Set out every line bearing the string "Orders".

## BEGIN RECORD SET

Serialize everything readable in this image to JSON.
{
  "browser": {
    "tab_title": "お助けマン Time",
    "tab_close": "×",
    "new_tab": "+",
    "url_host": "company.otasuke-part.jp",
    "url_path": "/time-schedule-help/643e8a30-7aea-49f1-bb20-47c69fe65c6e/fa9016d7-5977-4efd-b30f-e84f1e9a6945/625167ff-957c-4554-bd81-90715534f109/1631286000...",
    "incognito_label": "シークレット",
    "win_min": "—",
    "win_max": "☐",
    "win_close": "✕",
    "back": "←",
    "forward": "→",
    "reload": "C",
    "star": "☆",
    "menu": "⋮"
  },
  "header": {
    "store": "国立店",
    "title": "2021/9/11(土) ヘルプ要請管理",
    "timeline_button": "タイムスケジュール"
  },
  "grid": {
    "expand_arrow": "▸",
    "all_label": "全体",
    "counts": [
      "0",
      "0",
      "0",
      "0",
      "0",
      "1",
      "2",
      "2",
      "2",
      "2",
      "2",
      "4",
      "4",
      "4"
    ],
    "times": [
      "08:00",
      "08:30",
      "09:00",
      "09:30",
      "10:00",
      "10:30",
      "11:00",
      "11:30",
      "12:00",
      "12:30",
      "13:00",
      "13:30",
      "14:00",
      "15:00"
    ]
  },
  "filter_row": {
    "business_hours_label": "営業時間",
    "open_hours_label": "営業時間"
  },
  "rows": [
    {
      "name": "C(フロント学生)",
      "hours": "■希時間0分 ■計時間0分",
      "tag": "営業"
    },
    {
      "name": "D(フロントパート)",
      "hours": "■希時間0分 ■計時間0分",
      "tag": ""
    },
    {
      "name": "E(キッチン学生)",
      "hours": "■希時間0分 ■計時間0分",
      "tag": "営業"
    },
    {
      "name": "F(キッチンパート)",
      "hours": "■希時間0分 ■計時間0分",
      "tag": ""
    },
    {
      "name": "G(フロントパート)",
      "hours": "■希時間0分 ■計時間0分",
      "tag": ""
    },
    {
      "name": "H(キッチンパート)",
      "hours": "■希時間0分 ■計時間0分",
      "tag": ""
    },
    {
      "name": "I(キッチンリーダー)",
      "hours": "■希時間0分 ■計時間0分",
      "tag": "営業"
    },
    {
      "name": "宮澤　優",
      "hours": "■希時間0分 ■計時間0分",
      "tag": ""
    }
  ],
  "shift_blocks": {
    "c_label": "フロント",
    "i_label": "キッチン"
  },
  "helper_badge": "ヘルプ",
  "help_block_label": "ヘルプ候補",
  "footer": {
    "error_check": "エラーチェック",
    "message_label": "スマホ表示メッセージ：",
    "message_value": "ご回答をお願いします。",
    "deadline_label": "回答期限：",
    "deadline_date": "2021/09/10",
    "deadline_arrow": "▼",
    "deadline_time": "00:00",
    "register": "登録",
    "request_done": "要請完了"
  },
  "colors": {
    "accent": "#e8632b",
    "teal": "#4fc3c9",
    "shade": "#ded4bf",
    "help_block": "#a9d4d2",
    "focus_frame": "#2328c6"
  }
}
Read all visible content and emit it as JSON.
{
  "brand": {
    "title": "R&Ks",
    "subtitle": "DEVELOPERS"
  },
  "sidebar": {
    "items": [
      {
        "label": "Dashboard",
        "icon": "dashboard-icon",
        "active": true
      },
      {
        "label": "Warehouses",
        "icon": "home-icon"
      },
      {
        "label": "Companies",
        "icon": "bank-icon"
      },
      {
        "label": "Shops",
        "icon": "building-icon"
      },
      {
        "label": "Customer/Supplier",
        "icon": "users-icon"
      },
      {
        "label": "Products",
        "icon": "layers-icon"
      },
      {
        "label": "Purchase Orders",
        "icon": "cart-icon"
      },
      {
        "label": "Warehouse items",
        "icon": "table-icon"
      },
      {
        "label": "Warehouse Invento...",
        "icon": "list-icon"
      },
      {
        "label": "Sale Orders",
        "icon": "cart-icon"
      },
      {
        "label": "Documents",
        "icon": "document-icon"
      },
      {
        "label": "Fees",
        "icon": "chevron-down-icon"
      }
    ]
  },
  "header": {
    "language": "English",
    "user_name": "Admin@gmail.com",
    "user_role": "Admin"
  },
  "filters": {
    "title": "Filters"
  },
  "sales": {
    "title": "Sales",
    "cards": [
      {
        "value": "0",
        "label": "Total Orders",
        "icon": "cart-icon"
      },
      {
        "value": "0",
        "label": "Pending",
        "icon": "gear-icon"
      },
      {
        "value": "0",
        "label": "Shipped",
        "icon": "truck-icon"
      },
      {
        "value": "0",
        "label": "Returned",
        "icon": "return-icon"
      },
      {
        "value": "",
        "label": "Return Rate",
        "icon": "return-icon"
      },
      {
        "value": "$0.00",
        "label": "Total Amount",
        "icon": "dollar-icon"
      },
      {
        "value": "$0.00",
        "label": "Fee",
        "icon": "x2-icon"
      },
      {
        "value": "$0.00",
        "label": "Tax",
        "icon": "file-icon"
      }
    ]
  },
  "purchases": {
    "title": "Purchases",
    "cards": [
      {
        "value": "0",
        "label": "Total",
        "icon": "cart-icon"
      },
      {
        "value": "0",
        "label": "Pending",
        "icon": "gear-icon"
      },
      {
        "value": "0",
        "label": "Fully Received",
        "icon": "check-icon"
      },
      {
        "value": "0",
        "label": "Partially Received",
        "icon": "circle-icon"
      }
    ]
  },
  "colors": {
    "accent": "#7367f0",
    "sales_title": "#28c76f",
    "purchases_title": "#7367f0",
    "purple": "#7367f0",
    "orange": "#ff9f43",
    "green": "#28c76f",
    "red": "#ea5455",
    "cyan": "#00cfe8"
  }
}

## END RECORD SET

- _TASK OUTPUT_
        "label": "Purchase Orders",
        "label": "Sale Orders",
        "label": "Total Orders",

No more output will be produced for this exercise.